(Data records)
(begin)
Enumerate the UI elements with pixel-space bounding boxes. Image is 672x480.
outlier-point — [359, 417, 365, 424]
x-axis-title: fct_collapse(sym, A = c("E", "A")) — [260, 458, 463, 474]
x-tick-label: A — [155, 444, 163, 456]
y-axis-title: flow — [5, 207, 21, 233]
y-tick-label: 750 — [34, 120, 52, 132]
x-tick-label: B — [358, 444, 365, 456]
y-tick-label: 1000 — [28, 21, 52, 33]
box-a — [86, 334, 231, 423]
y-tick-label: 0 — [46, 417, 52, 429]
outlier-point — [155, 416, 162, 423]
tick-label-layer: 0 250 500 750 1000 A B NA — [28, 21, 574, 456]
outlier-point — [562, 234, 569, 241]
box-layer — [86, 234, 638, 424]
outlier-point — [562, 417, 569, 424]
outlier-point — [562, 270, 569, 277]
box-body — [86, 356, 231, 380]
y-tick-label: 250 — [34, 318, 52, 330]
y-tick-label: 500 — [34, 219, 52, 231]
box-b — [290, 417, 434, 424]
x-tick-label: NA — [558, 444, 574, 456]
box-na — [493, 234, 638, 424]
(end)
Reproduce all of the data above, changing each occurrence of "outlier-point" to "outlier-marker" and leaving everything else unchanged.

§ Completed exercise
Enumerate the UI elements with pixel-space bounding boxes. Image is 672x480.
outlier-marker — [359, 417, 365, 424]
x-axis-title: fct_collapse(sym, A = c("E", "A")) — [260, 458, 463, 474]
x-tick-label: A — [155, 444, 163, 456]
y-axis-title: flow — [5, 207, 21, 233]
y-tick-label: 750 — [34, 120, 52, 132]
x-tick-label: B — [358, 444, 365, 456]
y-tick-label: 1000 — [28, 21, 52, 33]
box-a — [86, 334, 231, 423]
y-tick-label: 0 — [46, 417, 52, 429]
outlier-marker — [155, 416, 162, 423]
tick-label-layer: 0 250 500 750 1000 A B NA — [28, 21, 574, 456]
outlier-marker — [562, 234, 569, 241]
box-layer — [86, 234, 638, 424]
outlier-marker — [562, 417, 569, 424]
outlier-marker — [562, 270, 569, 277]
box-body — [86, 356, 231, 380]
y-tick-label: 250 — [34, 318, 52, 330]
y-tick-label: 500 — [34, 219, 52, 231]
box-b — [290, 417, 434, 424]
x-tick-label: NA — [558, 444, 574, 456]
box-na — [493, 234, 638, 424]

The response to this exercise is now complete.